(Source data)

╭──

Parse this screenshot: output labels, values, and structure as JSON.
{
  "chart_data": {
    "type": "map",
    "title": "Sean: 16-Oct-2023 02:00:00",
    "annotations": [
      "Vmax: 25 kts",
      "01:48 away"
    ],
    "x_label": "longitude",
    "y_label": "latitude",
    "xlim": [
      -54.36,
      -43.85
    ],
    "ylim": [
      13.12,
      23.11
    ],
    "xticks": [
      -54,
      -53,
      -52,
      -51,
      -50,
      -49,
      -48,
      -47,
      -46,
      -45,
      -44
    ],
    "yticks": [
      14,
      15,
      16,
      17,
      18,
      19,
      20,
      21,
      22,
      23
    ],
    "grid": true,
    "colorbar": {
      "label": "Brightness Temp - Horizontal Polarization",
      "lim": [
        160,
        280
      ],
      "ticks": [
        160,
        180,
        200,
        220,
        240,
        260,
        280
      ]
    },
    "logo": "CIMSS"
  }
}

╰──

* [Brief] Without leaving anything out, quote all the data.

* [Solution to this exercise]
Parse this screenshot: output labels, values, and structure as JSON.
{
  "chart_data": {
    "type": "map",
    "title": "Sean: 16-Oct-2023 02:00:00",
    "annotations": [
      "Vmax: 25 kts",
      "01:48 away"
    ],
    "x_label": "longitude",
    "y_label": "latitude",
    "xlim": [
      -54.36,
      -43.85
    ],
    "ylim": [
      13.12,
      23.11
    ],
    "xticks": [
      -54,
      -53,
      -52,
      -51,
      -50,
      -49,
      -48,
      -47,
      -46,
      -45,
      -44
    ],
    "yticks": [
      14,
      15,
      16,
      17,
      18,
      19,
      20,
      21,
      22,
      23
    ],
    "grid": true,
    "colorbar": {
      "label": "Brightness Temp - Horizontal Polarization",
      "lim": [
        160,
        280
      ],
      "ticks": [
        160,
        180,
        200,
        220,
        240,
        260,
        280
      ]
    },
    "logo": "CIMSS"
  }
}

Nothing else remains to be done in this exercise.